Fragmento proporcionado:
-*-

Hagan memoria conmigo, por favor. El segundo trimestre del curso 2019/2020 terminó de una manera inesperada. Jamás pensé que esto pudiera pasar, pero ha sucedido. Jueves 12 de marzo, en clase; al día siguiente, encerrados durante tres meses en nuestras casas. Imprevisto absoluto. ¿Cuántas cosas en sus vidas no vendrán así? Sin esperar, sin preverlas. Jamás digan que no sucederá algún contratiempo cuando hay posibilidades de que se pueda dar, por muy pequeña que pueda ser la probabilidad. Por eso, hay que estar preparados, estar listos para cuando las contingencias aparezcan: quizás no podamos resolverlas, pero sí aminorar sus efectos. De ahí que, por ejemplo, uno contrate un seguro de vida, o que uno ahorre, o que uno trate de llevar una vida sana, o que uno estudie para estar en condiciones de poder optar, entre otros beneficios, a una plaza laboral que te permita vivir con dignidad. 
No sabemos lo que pasará en el futuro, pero podemos suponer lo que podría pasar. Si quiero un plato de comida, he de conseguir los alimentos; los alimentos solo se pueden conseguir de una determinada manera que implica una transacción comercial: yo te doy dinero, tú me das alimentos. Legalmente, el dinero solo se puede conseguir de una determinada manera que implica una transacción “comercial”: yo desempeño una labor que a ti (empresa privada, administración pública, etc., te interesa que haga) y tú me das dinero. En esta sencillísima cadena de situaciones (para comer > alimentos; para alimentos > dinero; para dinero > trabajo) vemos que lo vital (“para comer”) está vinculado con lo necesario (“trabajo”). Es todo muy simple, lo reconozco, pero es una manera de plantear lo que son las prioridades en esta vida: luz, agua, medicinas, techo… No sabemos lo que pasará en el futuro, es cierto, pero sí sabemos que no se puede prescindir de lo vital y que, en consecuencia, tendremos que hacer algo para que sea posible lo necesario.

-*-

Datos proporcionados:

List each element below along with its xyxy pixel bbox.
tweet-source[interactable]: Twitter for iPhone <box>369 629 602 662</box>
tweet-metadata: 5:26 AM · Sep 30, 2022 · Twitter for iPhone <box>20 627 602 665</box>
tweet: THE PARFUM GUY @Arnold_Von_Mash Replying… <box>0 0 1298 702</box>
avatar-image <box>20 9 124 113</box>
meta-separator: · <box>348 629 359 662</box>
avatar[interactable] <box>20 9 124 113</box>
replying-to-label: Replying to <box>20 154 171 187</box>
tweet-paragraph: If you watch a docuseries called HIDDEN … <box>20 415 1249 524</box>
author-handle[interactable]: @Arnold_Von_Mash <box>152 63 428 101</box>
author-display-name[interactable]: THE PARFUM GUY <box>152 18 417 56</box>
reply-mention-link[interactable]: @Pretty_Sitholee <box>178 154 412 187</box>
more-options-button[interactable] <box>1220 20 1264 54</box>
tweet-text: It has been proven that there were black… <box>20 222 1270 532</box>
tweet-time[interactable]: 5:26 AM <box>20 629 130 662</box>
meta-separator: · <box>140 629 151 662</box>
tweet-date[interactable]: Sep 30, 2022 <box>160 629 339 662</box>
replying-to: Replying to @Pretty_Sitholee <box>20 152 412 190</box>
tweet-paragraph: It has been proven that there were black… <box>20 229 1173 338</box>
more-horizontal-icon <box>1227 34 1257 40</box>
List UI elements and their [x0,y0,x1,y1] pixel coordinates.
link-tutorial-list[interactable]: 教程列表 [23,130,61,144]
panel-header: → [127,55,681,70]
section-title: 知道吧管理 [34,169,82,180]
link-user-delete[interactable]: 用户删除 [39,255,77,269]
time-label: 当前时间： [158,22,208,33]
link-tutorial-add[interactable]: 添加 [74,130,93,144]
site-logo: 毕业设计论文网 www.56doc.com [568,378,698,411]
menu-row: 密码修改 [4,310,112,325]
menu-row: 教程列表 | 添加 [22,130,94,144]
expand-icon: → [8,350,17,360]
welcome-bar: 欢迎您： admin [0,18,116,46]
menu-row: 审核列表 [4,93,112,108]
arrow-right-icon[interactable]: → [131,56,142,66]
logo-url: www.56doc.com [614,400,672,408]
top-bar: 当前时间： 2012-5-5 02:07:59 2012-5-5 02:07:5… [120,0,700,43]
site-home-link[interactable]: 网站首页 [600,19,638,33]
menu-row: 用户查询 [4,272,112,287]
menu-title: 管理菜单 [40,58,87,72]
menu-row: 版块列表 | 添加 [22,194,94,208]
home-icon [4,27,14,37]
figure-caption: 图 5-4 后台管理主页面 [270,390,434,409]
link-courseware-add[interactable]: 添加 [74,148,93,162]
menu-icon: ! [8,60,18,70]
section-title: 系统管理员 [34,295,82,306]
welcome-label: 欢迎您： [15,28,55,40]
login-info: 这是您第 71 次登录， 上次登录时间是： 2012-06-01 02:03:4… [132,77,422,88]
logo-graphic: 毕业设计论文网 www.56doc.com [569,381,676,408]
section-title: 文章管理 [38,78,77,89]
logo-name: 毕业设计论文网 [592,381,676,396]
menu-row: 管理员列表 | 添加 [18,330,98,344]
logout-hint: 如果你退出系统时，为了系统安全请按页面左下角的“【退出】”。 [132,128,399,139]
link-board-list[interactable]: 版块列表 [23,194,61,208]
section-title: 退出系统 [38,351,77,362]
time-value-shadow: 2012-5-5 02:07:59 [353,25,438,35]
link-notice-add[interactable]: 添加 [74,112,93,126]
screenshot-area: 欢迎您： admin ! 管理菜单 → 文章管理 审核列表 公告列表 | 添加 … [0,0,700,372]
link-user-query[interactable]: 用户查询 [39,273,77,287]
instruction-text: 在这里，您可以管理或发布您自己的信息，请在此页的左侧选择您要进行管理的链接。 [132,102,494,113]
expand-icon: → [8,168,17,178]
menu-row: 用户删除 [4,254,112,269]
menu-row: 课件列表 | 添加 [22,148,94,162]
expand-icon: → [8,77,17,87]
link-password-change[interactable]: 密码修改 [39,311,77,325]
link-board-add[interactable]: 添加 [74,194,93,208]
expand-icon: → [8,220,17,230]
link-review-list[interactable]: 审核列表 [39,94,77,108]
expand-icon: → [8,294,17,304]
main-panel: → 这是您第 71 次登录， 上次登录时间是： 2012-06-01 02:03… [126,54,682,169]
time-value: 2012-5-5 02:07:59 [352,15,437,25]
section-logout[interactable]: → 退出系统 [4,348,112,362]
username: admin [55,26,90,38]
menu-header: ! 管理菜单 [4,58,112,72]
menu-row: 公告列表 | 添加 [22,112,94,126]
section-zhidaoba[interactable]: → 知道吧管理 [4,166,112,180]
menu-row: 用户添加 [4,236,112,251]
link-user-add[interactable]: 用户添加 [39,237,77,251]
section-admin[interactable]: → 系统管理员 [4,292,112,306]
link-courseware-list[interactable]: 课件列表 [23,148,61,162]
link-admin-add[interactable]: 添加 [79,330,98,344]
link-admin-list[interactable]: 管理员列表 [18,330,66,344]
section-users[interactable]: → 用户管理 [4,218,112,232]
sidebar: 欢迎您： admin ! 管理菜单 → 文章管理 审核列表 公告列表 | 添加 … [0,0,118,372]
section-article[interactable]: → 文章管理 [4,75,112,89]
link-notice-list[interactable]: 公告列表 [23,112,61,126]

-*-

La tarea:
Reproduce al pie de la letra el fragmento entre "Hagan memoria conmigo, por" y "vivir con dignidad.", ambos incluidos. El listado no tiene relación con el fragmento.

Respuesta:
Hagan memoria conmigo, por favor. El segundo trimestre del curso 2019/2020 terminó de una manera inesperada. Jamás pensé que esto pudiera pasar, pero ha sucedido. Jueves 12 de marzo, en clase; al día siguiente, encerrados durante tres meses en nuestras casas. Imprevisto absoluto. ¿Cuántas cosas en sus vidas no vendrán así? Sin esperar, sin preverlas. Jamás digan que no sucederá algún contratiempo cuando hay posibilidades de que se pueda dar, por muy pequeña que pueda ser la probabilidad. Por eso, hay que estar preparados, estar listos para cuando las contingencias aparezcan: quizás no podamos resolverlas, pero sí aminorar sus efectos. De ahí que, por ejemplo, uno contrate un seguro de vida, o que uno ahorre, o que uno trate de llevar una vida sana, o que uno estudie para estar en condiciones de poder optar, entre otros beneficios, a una plaza laboral que te permita vivir con dignidad.